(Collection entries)
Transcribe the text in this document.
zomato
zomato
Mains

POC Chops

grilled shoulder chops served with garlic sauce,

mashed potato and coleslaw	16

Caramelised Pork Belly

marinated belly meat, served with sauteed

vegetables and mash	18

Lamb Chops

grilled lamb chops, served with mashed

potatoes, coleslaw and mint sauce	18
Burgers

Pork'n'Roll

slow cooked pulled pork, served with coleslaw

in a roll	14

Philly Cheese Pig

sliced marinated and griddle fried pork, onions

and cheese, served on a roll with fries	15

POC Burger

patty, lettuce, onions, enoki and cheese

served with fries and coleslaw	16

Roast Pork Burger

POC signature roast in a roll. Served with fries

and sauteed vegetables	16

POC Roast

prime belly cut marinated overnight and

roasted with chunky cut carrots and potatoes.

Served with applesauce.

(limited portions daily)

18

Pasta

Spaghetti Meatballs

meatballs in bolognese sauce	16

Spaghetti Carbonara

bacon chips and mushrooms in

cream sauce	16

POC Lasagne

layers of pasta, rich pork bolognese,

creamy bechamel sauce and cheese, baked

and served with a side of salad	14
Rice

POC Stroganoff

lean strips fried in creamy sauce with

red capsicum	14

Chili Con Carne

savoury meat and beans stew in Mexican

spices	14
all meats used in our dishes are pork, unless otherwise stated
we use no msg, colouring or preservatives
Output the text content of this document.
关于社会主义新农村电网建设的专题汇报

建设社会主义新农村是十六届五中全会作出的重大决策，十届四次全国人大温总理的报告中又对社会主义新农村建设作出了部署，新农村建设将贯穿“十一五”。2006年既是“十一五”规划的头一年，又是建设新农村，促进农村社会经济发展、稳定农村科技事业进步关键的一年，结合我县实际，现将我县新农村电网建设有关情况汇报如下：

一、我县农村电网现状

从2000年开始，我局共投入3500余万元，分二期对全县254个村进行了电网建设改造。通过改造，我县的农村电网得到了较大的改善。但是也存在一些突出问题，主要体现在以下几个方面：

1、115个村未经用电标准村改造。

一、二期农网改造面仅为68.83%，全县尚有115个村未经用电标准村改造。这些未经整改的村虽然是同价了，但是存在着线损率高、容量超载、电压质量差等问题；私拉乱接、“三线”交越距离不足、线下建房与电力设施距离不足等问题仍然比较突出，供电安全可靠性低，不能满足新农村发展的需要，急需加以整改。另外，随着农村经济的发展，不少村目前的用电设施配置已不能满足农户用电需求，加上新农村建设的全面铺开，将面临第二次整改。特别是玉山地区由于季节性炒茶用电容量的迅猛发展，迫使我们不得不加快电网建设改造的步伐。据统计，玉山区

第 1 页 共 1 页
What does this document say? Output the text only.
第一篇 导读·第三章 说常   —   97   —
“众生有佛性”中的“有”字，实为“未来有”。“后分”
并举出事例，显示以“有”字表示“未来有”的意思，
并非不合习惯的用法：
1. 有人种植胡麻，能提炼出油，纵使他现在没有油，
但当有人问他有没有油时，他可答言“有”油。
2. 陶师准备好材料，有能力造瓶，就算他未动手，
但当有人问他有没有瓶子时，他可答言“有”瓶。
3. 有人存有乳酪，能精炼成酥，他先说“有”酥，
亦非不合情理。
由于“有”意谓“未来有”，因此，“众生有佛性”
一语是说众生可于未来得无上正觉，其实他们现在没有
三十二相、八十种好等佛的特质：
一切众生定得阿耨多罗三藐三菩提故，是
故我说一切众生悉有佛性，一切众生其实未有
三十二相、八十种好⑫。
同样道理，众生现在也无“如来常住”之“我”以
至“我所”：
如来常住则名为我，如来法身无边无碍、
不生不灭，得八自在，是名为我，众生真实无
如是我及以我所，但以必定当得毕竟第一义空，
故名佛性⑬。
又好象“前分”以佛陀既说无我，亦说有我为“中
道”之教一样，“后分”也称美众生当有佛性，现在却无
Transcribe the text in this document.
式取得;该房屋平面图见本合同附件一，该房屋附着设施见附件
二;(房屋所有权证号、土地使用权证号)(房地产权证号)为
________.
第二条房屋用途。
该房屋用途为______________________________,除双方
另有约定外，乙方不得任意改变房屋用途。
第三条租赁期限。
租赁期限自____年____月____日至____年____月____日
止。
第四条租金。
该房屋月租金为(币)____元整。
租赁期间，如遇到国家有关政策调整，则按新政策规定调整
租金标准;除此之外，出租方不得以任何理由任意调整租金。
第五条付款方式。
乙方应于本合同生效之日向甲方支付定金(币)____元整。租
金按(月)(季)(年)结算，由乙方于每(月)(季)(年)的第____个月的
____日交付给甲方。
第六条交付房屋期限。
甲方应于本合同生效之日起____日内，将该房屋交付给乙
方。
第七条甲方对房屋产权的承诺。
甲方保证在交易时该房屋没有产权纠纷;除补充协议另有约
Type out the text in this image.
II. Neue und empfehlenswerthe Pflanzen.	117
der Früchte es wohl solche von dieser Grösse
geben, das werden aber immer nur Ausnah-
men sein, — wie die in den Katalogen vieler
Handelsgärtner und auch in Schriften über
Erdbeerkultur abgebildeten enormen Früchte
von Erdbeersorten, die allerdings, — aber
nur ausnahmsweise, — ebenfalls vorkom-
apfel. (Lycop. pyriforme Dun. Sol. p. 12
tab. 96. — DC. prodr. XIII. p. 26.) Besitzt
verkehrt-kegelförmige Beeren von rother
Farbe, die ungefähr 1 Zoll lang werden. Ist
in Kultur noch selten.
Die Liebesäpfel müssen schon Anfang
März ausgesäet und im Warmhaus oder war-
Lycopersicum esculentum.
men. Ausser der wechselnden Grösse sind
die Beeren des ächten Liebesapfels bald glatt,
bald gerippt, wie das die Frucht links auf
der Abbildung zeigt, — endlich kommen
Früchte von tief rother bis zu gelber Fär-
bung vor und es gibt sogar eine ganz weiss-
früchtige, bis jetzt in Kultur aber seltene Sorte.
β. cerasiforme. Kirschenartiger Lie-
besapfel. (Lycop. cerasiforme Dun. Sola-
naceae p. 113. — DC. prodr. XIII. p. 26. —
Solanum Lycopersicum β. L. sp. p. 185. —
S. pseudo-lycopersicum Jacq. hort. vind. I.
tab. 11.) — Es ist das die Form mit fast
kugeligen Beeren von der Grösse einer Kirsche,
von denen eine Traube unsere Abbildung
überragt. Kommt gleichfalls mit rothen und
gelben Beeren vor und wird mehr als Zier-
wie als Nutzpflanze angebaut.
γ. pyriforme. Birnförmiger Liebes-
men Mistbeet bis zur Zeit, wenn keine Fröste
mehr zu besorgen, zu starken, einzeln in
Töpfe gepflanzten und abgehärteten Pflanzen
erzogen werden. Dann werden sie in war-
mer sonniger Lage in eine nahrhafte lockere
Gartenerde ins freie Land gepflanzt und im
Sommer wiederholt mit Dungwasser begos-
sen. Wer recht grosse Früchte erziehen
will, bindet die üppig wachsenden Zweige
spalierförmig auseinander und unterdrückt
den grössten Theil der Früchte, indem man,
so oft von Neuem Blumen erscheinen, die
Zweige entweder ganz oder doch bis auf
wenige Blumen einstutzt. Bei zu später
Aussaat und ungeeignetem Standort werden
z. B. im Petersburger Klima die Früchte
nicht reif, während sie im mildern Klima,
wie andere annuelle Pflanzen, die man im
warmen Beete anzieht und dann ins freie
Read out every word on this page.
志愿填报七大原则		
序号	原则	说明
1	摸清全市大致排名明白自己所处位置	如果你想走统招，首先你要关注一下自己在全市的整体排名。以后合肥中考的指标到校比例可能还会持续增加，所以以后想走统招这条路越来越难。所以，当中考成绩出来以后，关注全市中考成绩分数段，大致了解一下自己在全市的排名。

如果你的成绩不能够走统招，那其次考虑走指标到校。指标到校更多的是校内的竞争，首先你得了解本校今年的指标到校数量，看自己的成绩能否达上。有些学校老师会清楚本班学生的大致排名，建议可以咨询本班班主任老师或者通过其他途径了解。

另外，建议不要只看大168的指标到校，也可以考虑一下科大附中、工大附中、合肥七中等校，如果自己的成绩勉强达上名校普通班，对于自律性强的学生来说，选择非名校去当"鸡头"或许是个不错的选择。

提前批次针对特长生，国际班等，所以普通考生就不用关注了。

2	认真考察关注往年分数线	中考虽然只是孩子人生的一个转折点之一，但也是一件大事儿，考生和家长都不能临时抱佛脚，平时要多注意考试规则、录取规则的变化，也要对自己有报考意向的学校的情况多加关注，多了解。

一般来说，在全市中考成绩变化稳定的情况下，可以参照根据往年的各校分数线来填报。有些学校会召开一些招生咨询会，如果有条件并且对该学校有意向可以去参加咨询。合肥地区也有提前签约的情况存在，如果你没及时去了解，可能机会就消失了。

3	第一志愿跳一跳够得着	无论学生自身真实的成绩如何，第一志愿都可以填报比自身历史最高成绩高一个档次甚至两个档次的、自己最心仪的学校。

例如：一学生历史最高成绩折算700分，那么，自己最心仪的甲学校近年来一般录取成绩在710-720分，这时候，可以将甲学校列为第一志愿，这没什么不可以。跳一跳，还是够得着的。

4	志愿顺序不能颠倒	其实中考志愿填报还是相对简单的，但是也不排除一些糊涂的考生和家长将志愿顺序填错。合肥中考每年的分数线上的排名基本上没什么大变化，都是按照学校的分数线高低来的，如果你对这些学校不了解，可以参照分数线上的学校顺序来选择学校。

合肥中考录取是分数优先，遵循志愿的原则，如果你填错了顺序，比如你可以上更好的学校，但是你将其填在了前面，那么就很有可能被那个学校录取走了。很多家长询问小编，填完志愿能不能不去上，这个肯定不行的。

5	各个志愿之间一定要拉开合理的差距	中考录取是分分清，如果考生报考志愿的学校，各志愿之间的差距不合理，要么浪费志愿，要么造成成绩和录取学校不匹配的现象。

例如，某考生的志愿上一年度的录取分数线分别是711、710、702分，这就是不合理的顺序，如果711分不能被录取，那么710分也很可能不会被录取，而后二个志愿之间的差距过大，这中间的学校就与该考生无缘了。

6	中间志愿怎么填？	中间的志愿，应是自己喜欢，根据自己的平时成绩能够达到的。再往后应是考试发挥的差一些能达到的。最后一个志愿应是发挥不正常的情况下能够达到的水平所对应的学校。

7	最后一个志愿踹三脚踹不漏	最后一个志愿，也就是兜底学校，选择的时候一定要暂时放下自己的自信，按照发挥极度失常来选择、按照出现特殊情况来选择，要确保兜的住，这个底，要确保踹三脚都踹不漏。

TASK OBJECTIVE ▸
Select from the material above each line in which the string "creamy" appears, and list those lines.

SOLUTION TO THIS TASK ▸
creamy bechamel sauce and cheese, baked
lean strips fried in creamy sauce with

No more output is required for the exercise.